Stated exercise -> Your task is to gather the lines below that hold the string "Beta".

-------- Supplied records

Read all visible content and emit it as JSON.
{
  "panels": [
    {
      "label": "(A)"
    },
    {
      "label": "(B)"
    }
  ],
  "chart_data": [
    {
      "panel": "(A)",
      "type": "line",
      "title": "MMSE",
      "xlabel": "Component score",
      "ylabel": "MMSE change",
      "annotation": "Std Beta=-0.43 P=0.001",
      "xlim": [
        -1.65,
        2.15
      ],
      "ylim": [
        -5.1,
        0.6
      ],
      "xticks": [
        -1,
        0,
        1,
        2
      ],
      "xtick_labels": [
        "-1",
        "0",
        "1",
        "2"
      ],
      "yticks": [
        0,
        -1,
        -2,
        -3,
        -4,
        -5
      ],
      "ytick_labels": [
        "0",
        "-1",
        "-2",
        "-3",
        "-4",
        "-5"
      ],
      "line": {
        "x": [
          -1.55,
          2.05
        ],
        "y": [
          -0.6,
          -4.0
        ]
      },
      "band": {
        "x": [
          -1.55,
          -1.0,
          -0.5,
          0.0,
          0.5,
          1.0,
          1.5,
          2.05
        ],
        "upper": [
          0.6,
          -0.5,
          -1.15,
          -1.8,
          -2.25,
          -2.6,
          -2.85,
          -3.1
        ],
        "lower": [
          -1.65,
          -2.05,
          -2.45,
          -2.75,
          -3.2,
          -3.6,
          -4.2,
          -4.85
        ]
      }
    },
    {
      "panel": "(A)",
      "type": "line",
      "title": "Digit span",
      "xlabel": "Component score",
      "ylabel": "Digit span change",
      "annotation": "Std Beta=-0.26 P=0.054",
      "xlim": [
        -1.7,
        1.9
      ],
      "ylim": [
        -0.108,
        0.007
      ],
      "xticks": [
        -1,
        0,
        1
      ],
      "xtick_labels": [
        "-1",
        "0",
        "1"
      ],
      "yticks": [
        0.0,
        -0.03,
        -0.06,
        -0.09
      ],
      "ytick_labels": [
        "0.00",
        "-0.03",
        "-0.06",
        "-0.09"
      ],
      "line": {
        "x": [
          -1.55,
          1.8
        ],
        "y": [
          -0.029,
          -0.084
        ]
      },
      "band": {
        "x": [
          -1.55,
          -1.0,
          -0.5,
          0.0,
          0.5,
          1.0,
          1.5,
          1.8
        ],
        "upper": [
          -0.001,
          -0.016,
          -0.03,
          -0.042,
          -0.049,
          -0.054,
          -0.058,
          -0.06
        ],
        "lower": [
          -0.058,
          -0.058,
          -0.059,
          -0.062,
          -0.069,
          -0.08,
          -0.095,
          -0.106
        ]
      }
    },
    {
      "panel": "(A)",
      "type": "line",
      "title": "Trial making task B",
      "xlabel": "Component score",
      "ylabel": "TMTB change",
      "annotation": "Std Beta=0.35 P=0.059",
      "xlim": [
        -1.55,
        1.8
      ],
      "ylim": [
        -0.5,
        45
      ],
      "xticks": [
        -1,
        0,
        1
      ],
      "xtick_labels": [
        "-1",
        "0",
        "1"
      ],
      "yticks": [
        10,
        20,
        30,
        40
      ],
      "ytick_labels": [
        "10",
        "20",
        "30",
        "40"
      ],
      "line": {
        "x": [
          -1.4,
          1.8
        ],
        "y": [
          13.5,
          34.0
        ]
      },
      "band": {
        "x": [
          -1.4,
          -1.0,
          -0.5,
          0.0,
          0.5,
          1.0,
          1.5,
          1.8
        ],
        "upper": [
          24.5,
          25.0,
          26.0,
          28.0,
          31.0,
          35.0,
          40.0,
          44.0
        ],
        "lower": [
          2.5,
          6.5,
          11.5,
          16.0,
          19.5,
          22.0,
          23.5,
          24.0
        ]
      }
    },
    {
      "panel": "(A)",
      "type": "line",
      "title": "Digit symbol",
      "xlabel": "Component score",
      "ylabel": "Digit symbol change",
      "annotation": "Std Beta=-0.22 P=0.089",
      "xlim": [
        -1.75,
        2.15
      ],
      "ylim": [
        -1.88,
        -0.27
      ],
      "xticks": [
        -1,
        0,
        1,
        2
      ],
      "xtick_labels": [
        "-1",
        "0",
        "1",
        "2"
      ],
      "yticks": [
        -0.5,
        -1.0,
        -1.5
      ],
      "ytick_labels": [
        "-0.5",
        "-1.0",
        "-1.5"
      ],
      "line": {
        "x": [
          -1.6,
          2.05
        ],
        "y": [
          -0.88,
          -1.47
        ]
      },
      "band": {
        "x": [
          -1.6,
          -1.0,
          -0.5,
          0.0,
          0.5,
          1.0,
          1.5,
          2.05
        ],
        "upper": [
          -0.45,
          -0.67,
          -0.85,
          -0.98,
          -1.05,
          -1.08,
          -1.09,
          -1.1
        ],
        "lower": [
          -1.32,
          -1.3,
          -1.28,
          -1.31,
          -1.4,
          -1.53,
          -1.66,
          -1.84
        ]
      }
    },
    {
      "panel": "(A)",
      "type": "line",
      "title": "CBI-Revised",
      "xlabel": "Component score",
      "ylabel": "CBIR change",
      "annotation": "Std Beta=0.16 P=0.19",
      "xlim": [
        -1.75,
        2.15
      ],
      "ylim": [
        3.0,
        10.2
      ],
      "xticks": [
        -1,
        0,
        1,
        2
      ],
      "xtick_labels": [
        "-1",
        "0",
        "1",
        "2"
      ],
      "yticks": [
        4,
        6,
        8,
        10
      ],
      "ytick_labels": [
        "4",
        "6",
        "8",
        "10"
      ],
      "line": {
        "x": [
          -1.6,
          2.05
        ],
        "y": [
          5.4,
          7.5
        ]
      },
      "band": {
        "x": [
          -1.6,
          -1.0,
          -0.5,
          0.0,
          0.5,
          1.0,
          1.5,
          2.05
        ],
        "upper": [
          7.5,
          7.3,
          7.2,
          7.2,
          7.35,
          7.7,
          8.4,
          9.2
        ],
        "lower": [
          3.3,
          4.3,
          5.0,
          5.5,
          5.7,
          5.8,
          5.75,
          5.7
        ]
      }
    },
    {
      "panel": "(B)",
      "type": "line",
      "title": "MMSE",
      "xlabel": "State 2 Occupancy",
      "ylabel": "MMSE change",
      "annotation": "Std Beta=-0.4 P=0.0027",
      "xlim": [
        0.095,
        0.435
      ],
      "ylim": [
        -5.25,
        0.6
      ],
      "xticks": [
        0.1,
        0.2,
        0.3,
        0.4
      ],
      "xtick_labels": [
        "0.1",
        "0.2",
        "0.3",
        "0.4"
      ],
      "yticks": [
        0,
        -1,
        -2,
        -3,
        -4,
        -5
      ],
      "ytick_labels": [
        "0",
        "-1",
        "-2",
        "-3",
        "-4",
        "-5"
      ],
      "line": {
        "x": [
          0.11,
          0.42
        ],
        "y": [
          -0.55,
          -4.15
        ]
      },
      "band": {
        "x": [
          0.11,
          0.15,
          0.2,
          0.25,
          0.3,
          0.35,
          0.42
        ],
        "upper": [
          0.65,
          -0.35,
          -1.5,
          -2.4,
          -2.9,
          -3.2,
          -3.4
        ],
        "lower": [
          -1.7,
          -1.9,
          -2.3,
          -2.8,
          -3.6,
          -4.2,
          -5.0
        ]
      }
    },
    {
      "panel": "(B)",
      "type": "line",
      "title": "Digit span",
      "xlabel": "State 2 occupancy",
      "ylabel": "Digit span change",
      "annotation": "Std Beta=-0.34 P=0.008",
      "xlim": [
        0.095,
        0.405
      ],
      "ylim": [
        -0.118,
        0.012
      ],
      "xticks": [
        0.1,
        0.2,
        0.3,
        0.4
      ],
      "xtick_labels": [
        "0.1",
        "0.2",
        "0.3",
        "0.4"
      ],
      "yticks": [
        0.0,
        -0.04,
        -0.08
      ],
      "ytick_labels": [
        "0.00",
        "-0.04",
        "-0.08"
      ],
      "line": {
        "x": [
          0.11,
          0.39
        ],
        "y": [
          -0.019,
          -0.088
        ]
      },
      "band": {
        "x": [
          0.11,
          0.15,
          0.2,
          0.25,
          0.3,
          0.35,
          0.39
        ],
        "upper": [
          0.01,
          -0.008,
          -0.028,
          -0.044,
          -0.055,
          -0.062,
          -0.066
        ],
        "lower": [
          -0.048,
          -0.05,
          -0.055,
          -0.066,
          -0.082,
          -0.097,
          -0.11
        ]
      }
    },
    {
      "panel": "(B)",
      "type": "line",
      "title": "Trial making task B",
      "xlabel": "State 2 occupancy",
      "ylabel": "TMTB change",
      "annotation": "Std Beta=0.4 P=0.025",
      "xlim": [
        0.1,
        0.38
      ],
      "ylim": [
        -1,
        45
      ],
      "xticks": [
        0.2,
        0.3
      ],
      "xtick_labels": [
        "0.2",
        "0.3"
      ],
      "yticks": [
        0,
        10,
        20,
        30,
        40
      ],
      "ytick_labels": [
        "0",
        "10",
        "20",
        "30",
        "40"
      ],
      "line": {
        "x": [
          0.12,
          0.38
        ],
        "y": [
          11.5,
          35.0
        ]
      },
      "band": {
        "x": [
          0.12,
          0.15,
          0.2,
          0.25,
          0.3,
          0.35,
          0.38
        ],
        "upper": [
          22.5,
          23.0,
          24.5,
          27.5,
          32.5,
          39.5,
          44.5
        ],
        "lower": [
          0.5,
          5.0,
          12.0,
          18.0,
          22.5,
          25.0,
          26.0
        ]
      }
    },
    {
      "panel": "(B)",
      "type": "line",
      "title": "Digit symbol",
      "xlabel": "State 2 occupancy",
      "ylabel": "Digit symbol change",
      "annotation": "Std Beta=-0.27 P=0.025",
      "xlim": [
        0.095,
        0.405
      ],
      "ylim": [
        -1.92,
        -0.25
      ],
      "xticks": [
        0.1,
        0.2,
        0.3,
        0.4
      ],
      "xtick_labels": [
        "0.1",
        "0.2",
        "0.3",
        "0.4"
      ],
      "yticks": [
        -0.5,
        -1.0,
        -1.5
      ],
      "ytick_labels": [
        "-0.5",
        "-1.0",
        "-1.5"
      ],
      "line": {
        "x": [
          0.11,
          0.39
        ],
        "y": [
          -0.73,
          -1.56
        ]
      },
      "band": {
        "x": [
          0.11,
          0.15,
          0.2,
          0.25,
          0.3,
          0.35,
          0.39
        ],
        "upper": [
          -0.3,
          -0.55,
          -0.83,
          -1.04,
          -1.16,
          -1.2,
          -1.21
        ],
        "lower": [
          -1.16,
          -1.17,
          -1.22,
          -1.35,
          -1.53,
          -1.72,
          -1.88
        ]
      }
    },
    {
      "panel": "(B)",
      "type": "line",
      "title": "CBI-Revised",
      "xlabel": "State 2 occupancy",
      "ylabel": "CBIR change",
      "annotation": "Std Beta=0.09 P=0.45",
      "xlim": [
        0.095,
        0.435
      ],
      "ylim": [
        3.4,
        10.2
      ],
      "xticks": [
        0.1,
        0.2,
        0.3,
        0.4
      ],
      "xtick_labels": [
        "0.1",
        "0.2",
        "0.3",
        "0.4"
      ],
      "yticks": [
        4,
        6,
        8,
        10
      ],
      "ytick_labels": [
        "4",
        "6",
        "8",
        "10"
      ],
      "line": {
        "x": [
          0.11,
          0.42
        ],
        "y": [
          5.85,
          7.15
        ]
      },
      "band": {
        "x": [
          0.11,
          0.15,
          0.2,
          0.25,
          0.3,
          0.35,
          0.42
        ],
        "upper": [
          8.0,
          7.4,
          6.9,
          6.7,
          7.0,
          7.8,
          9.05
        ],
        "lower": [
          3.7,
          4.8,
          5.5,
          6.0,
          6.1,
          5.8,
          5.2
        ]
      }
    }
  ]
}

----------------

Written solution ->
      "annotation": "Std Beta=-0.43 P=0.001",
      "annotation": "Std Beta=-0.26 P=0.054",
      "annotation": "Std Beta=0.35 P=0.059",
      "annotation": "Std Beta=-0.22 P=0.089",
      "annotation": "Std Beta=0.16 P=0.19",
      "annotation": "Std Beta=-0.4 P=0.0027",
      "annotation": "Std Beta=-0.34 P=0.008",
      "annotation": "Std Beta=0.4 P=0.025",
      "annotation": "Std Beta=-0.27 P=0.025",
      "annotation": "Std Beta=0.09 P=0.45",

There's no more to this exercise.